### [Task instructions]
Determine the number of lines containing the word "Перевод". Reply with it and nothing else.

### [Dataset entries]

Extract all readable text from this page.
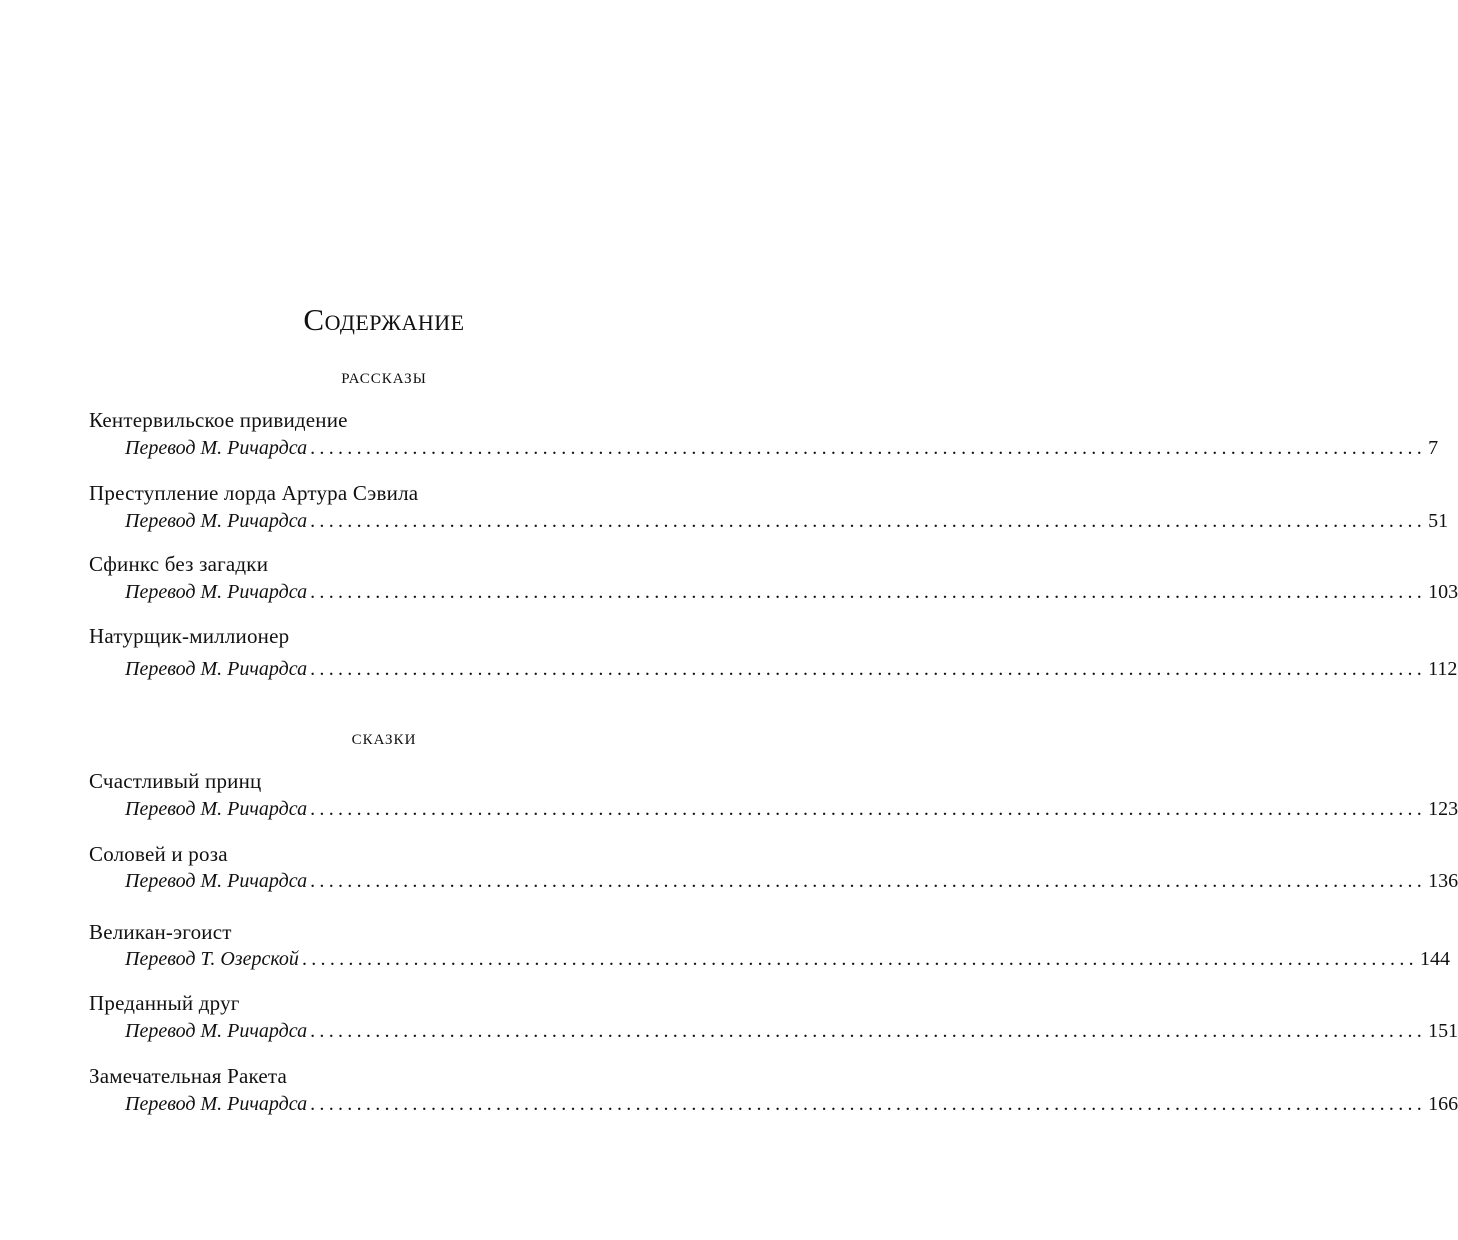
Содержание
рассказы
Кентервильское привидение
Перевод М. Ричардса ........................................................................................................................ 7
Преступление лорда Артура Сэвила
Перевод М. Ричардса ........................................................................................................................ 51
Сфинкс без загадки
Перевод М. Ричардса ........................................................................................................................ 103
Натурщик-миллионер
Перевод М. Ричардса ........................................................................................................................ 112
сказки
Счастливый принц
Перевод М. Ричардса ........................................................................................................................ 123
Соловей и роза
Перевод М. Ричардса ........................................................................................................................ 136
Великан-эгоист
Перевод Т. Озерской ........................................................................................................................ 144
Преданный друг
Перевод М. Ричардса ........................................................................................................................ 151
Замечательная Ракета
Перевод М. Ричардса ........................................................................................................................ 166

### [Solution to the problem]
9